- The request -
The listing beneath should be written out in full, exactly as shown.

[Records that describe figures]
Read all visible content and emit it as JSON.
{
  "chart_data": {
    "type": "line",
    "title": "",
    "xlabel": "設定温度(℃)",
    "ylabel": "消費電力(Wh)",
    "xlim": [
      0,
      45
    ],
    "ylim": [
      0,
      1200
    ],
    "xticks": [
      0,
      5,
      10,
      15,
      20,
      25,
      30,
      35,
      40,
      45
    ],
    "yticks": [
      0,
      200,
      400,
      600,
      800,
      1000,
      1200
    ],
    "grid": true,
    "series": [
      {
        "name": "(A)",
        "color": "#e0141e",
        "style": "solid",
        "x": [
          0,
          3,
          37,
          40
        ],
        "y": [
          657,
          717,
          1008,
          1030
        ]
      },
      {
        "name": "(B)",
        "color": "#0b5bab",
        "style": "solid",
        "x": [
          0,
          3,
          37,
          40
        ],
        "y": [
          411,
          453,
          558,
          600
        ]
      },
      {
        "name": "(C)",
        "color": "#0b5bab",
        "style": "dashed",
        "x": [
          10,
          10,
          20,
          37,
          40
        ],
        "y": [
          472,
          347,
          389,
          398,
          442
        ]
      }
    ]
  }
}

- Task output -
Read all visible content and emit it as JSON.
{
  "chart_data": {
    "type": "line",
    "title": "",
    "xlabel": "設定温度(℃)",
    "ylabel": "消費電力(Wh)",
    "xlim": [
      0,
      45
    ],
    "ylim": [
      0,
      1200
    ],
    "xticks": [
      0,
      5,
      10,
      15,
      20,
      25,
      30,
      35,
      40,
      45
    ],
    "yticks": [
      0,
      200,
      400,
      600,
      800,
      1000,
      1200
    ],
    "grid": true,
    "series": [
      {
        "name": "(A)",
        "color": "#e0141e",
        "style": "solid",
        "x": [
          0,
          3,
          37,
          40
        ],
        "y": [
          657,
          717,
          1008,
          1030
        ]
      },
      {
        "name": "(B)",
        "color": "#0b5bab",
        "style": "solid",
        "x": [
          0,
          3,
          37,
          40
        ],
        "y": [
          411,
          453,
          558,
          600
        ]
      },
      {
        "name": "(C)",
        "color": "#0b5bab",
        "style": "dashed",
        "x": [
          10,
          10,
          20,
          37,
          40
        ],
        "y": [
          472,
          347,
          389,
          398,
          442
        ]
      }
    ]
  }
}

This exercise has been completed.